• [Task]: Output all the material that follows, exactly as given.

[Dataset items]
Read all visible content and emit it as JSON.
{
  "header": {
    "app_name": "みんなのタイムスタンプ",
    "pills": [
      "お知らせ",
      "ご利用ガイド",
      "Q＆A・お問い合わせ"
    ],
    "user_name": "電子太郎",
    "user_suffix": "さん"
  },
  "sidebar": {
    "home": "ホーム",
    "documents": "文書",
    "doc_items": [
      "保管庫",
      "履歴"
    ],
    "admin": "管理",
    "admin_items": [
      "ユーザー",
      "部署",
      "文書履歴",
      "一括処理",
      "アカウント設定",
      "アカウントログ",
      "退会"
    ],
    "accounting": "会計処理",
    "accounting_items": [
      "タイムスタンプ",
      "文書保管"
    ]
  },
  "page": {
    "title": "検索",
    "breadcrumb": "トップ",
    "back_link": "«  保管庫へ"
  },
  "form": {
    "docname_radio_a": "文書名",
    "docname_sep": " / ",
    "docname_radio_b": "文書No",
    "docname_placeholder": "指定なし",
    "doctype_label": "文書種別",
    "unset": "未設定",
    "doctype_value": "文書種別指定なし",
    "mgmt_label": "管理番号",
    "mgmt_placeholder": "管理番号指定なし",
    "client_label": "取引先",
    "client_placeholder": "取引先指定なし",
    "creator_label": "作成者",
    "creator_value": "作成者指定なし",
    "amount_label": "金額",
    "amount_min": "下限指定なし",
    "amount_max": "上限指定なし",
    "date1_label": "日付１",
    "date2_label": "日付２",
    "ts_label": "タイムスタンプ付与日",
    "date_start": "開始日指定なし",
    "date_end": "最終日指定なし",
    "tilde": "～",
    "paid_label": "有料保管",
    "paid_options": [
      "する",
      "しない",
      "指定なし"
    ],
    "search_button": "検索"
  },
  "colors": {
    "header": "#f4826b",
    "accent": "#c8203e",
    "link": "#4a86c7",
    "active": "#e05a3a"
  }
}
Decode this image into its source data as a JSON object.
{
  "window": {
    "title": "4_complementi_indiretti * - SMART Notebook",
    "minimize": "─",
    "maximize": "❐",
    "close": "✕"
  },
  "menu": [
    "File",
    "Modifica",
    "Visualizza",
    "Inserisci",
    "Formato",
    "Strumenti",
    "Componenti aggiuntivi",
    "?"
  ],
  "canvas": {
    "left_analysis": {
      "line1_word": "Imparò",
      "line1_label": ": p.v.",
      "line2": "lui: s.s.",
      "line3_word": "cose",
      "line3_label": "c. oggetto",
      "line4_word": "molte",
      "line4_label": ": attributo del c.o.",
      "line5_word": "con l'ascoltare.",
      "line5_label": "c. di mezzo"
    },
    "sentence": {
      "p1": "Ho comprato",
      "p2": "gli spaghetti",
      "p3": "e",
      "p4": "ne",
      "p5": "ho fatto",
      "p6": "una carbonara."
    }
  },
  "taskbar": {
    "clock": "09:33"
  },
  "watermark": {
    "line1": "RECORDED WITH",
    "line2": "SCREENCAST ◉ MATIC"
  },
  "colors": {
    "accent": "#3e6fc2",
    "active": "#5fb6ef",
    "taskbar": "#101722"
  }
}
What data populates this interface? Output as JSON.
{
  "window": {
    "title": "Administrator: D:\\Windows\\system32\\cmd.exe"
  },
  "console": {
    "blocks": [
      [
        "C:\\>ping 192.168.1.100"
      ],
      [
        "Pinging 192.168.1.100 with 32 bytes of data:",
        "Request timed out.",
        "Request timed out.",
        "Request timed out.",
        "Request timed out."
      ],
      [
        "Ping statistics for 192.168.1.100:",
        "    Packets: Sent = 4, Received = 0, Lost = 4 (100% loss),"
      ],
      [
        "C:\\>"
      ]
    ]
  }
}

• [Correct result]:
Read all visible content and emit it as JSON.
{
  "header": {
    "app_name": "みんなのタイムスタンプ",
    "pills": [
      "お知らせ",
      "ご利用ガイド",
      "Q＆A・お問い合わせ"
    ],
    "user_name": "電子太郎",
    "user_suffix": "さん"
  },
  "sidebar": {
    "home": "ホーム",
    "documents": "文書",
    "doc_items": [
      "保管庫",
      "履歴"
    ],
    "admin": "管理",
    "admin_items": [
      "ユーザー",
      "部署",
      "文書履歴",
      "一括処理",
      "アカウント設定",
      "アカウントログ",
      "退会"
    ],
    "accounting": "会計処理",
    "accounting_items": [
      "タイムスタンプ",
      "文書保管"
    ]
  },
  "page": {
    "title": "検索",
    "breadcrumb": "トップ",
    "back_link": "«  保管庫へ"
  },
  "form": {
    "docname_radio_a": "文書名",
    "docname_sep": " / ",
    "docname_radio_b": "文書No",
    "docname_placeholder": "指定なし",
    "doctype_label": "文書種別",
    "unset": "未設定",
    "doctype_value": "文書種別指定なし",
    "mgmt_label": "管理番号",
    "mgmt_placeholder": "管理番号指定なし",
    "client_label": "取引先",
    "client_placeholder": "取引先指定なし",
    "creator_label": "作成者",
    "creator_value": "作成者指定なし",
    "amount_label": "金額",
    "amount_min": "下限指定なし",
    "amount_max": "上限指定なし",
    "date1_label": "日付１",
    "date2_label": "日付２",
    "ts_label": "タイムスタンプ付与日",
    "date_start": "開始日指定なし",
    "date_end": "最終日指定なし",
    "tilde": "～",
    "paid_label": "有料保管",
    "paid_options": [
      "する",
      "しない",
      "指定なし"
    ],
    "search_button": "検索"
  },
  "colors": {
    "header": "#f4826b",
    "accent": "#c8203e",
    "link": "#4a86c7",
    "active": "#e05a3a"
  }
}
Decode this image into its source data as a JSON object.
{
  "window": {
    "title": "4_complementi_indiretti * - SMART Notebook",
    "minimize": "─",
    "maximize": "❐",
    "close": "✕"
  },
  "menu": [
    "File",
    "Modifica",
    "Visualizza",
    "Inserisci",
    "Formato",
    "Strumenti",
    "Componenti aggiuntivi",
    "?"
  ],
  "canvas": {
    "left_analysis": {
      "line1_word": "Imparò",
      "line1_label": ": p.v.",
      "line2": "lui: s.s.",
      "line3_word": "cose",
      "line3_label": "c. oggetto",
      "line4_word": "molte",
      "line4_label": ": attributo del c.o.",
      "line5_word": "con l'ascoltare.",
      "line5_label": "c. di mezzo"
    },
    "sentence": {
      "p1": "Ho comprato",
      "p2": "gli spaghetti",
      "p3": "e",
      "p4": "ne",
      "p5": "ho fatto",
      "p6": "una carbonara."
    }
  },
  "taskbar": {
    "clock": "09:33"
  },
  "watermark": {
    "line1": "RECORDED WITH",
    "line2": "SCREENCAST ◉ MATIC"
  },
  "colors": {
    "accent": "#3e6fc2",
    "active": "#5fb6ef",
    "taskbar": "#101722"
  }
}
What data populates this interface? Output as JSON.
{
  "window": {
    "title": "Administrator: D:\\Windows\\system32\\cmd.exe"
  },
  "console": {
    "blocks": [
      [
        "C:\\>ping 192.168.1.100"
      ],
      [
        "Pinging 192.168.1.100 with 32 bytes of data:",
        "Request timed out.",
        "Request timed out.",
        "Request timed out.",
        "Request timed out."
      ],
      [
        "Ping statistics for 192.168.1.100:",
        "    Packets: Sent = 4, Received = 0, Lost = 4 (100% loss),"
      ],
      [
        "C:\\>"
      ]
    ]
  }
}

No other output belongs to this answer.